**WORK TO COMPLETE**
Copy out each line of the material in which the word "with" appears.

**RECORDS SUPPLIED**
---
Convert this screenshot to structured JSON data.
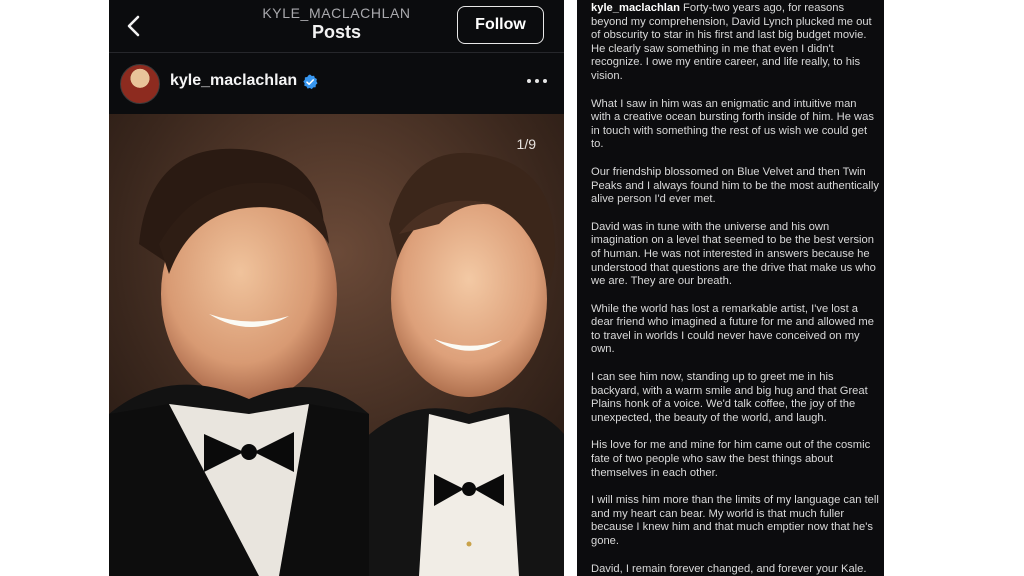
{
  "header": {
    "handle": "KYLE_MACLACHLAN",
    "title": "Posts",
    "follow_label": "Follow"
  },
  "post": {
    "username": "kyle_maclachlan",
    "image_counter": "1/9"
  },
  "caption": {
    "username": "kyle_maclachlan",
    "paragraphs": [
      "Forty-two years ago, for reasons beyond my comprehension, David Lynch plucked me out of obscurity to star in his first and last big budget movie. He clearly saw something in me that even I didn't recognize. I owe my entire career, and life really, to his vision.",
      "What I saw in him was an enigmatic and intuitive man with a creative ocean bursting forth inside of him. He was in touch with something the rest of us wish we could get to.",
      "Our friendship blossomed on Blue Velvet and then Twin Peaks and I always found him to be the most authentically alive person I'd ever met.",
      "David was in tune with the universe and his own imagination on a level that seemed to be the best version of human. He was not interested in answers because he understood that questions are the drive that make us who we are. They are our breath.",
      "While the world has lost a remarkable artist, I've lost a dear friend who imagined a future for me and allowed me to travel in worlds I could never have conceived on my own.",
      "I can see him now, standing up to greet me in his backyard, with a warm smile and big hug and that Great Plains honk of a voice. We'd talk coffee, the joy of the unexpected, the beauty of the world, and laugh.",
      "His love for me and mine for him came out of the cosmic fate of two people who saw the best things about themselves in each other.",
      "I will miss him more than the limits of my language can tell and my heart can bear. My world is that much fuller because I knew him and that much emptier now that he's gone.",
      "David, I remain forever changed, and forever your Kale. Thank you for everything."
    ]
  },
  "colors": {
    "background": "#0b0c0e",
    "verified_blue": "#3897f0",
    "text_primary": "#f5f5f5",
    "text_secondary": "#a9a9ad"
  },
  "icons": [
    "back-chevron-icon",
    "verified-badge-icon",
    "more-options-icon"
  ]
}
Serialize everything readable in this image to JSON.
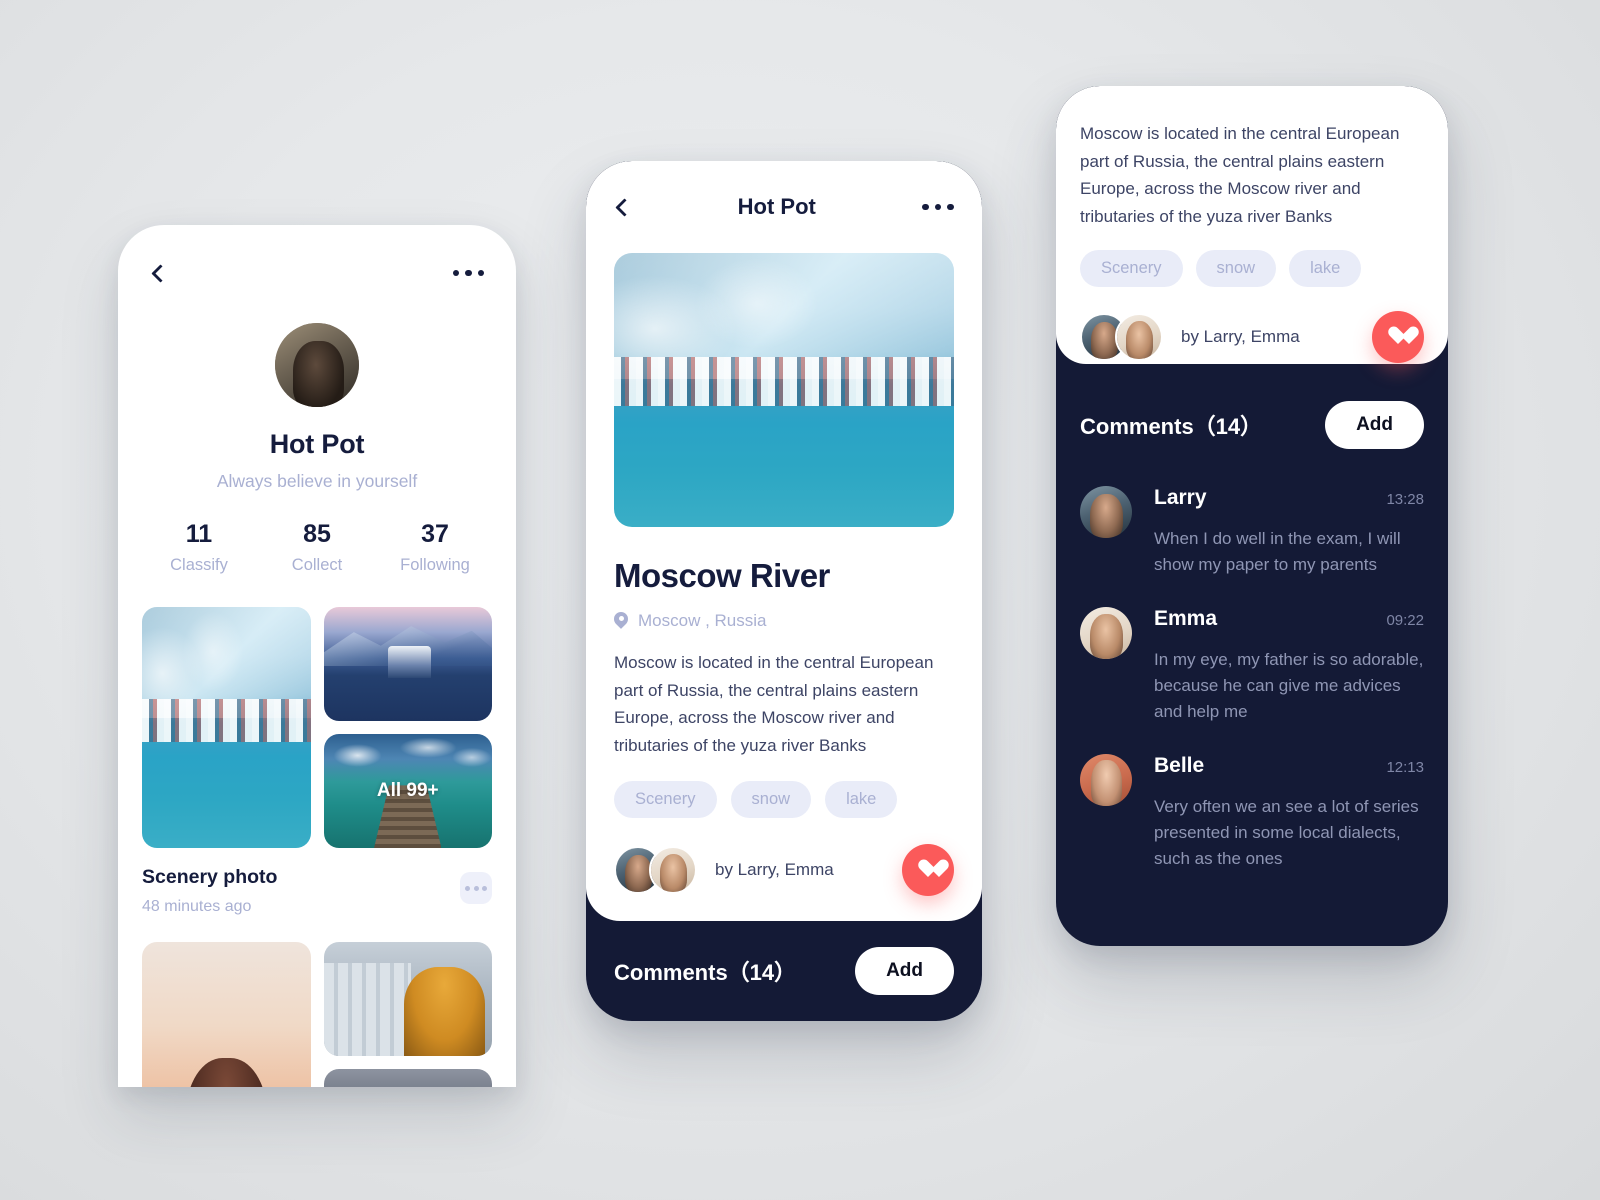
{
  "colors": {
    "accent_heart": "#fb5a5a",
    "dark_panel": "#141a36",
    "ink": "#151c3d",
    "muted": "#a9b0d2",
    "tag_bg": "#e9ecf8"
  },
  "profile_screen": {
    "back_icon": "chevron-left-icon",
    "more_icon": "ellipsis-icon",
    "avatar": "user-avatar",
    "name": "Hot Pot",
    "tagline": "Always believe in yourself",
    "stats": [
      {
        "value": "11",
        "label": "Classify"
      },
      {
        "value": "85",
        "label": "Collect"
      },
      {
        "value": "37",
        "label": "Following"
      }
    ],
    "groups": [
      {
        "title": "Scenery photo",
        "time": "48 minutes ago",
        "overlay_label": "All 99+",
        "more_icon": "ellipsis-icon"
      },
      {
        "title": "",
        "time": "",
        "overlay_label": "",
        "more_icon": "ellipsis-icon"
      }
    ]
  },
  "detail_screen": {
    "back_icon": "chevron-left-icon",
    "title": "Hot Pot",
    "more_icon": "ellipsis-icon",
    "hero_image": "moscow-river-winter-photo",
    "place_title": "Moscow River",
    "location_icon": "location-pin-icon",
    "location": "Moscow , Russia",
    "description": "Moscow is located in the central European part of Russia, the central plains eastern Europe, across the Moscow river and tributaries of the yuza river Banks",
    "tags": [
      "Scenery",
      "snow",
      "lake"
    ],
    "byline": "by Larry, Emma",
    "like_icon": "heart-icon",
    "comments_title": "Comments（14）",
    "add_label": "Add"
  },
  "comments_screen": {
    "description": "Moscow is located in the central European part of Russia, the central plains eastern Europe, across the Moscow river and tributaries of the yuza river Banks",
    "tags": [
      "Scenery",
      "snow",
      "lake"
    ],
    "byline": "by Larry, Emma",
    "like_icon": "heart-icon",
    "comments_title": "Comments（14）",
    "add_label": "Add",
    "comments": [
      {
        "name": "Larry",
        "time": "13:28",
        "text": "When I do well in the exam, I will show my paper to my parents"
      },
      {
        "name": "Emma",
        "time": "09:22",
        "text": "In my eye, my father is so adorable, because he can give me advices and help me"
      },
      {
        "name": "Belle",
        "time": "12:13",
        "text": "Very often we an see a lot of  series presented in some local dialects, such as the ones"
      }
    ]
  }
}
---
**CORRECT ANSWER**
      "What I saw in him was an enigmatic and intuitive man with a creative ocean bursting forth inside of him. He was in touch with something the rest of us wish we could get to.",
      "David was in tune with the universe and his own imagination on a level that seemed to be the best version of human. He was not interested in answers because he understood that questions are the drive that make us who we are. They are our breath.",
      "I can see him now, standing up to greet me in his backyard, with a warm smile and big hug and that Great Plains honk of a voice. We'd talk coffee, the joy of the unexpected, the beauty of the world, and laugh.",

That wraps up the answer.